EXERCISE DESCRIPTION: Exclude images, then output the remaining data verbatim.

(Figure record listings)
====
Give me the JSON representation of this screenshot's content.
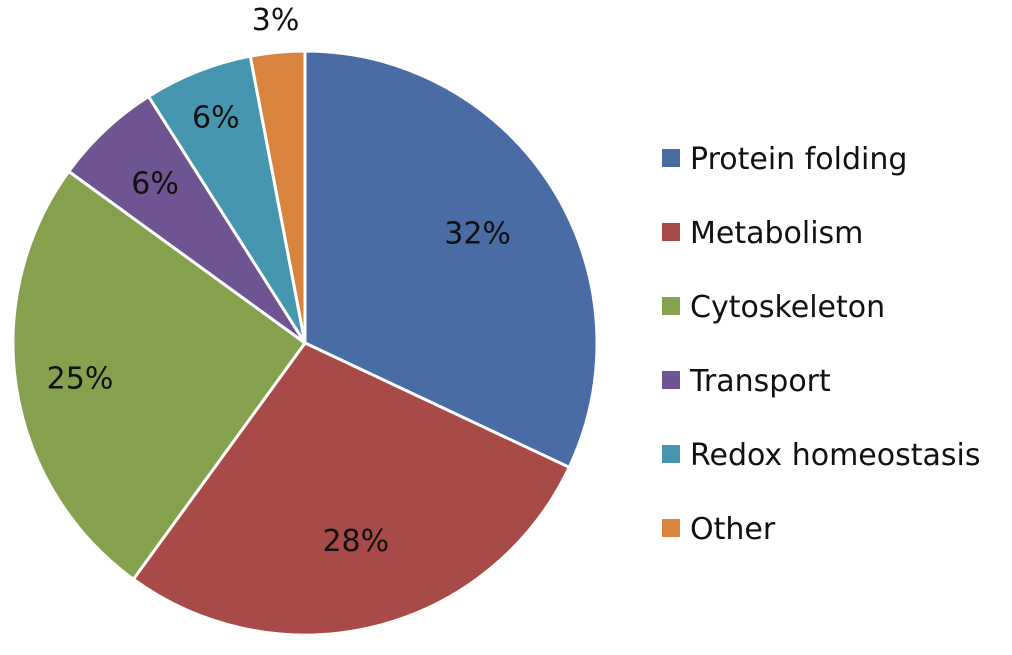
{
  "chart_data": {
    "type": "pie",
    "categories": [
      "Protein folding",
      "Metabolism",
      "Cytoskeleton",
      "Transport",
      "Redox homeostasis",
      "Other"
    ],
    "values": [
      32,
      28,
      25,
      6,
      6,
      3
    ],
    "labels": [
      "32%",
      "28%",
      "25%",
      "6%",
      "6%",
      "3%"
    ],
    "colors": [
      "#4A6CA5",
      "#A84A47",
      "#85A14E",
      "#6E5490",
      "#4596AE",
      "#D9843E"
    ],
    "legend_placement": "right",
    "start_angle": "12 o'clock",
    "direction": "clockwise"
  }
}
====
RESPONSE FOR THIS EXERCISE:
Give me the JSON representation of this screenshot's content.
{
  "chart_data": {
    "type": "pie",
    "categories": [
      "Protein folding",
      "Metabolism",
      "Cytoskeleton",
      "Transport",
      "Redox homeostasis",
      "Other"
    ],
    "values": [
      32,
      28,
      25,
      6,
      6,
      3
    ],
    "labels": [
      "32%",
      "28%",
      "25%",
      "6%",
      "6%",
      "3%"
    ],
    "colors": [
      "#4A6CA5",
      "#A84A47",
      "#85A14E",
      "#6E5490",
      "#4596AE",
      "#D9843E"
    ],
    "legend_placement": "right",
    "start_angle": "12 o'clock",
    "direction": "clockwise"
  }
}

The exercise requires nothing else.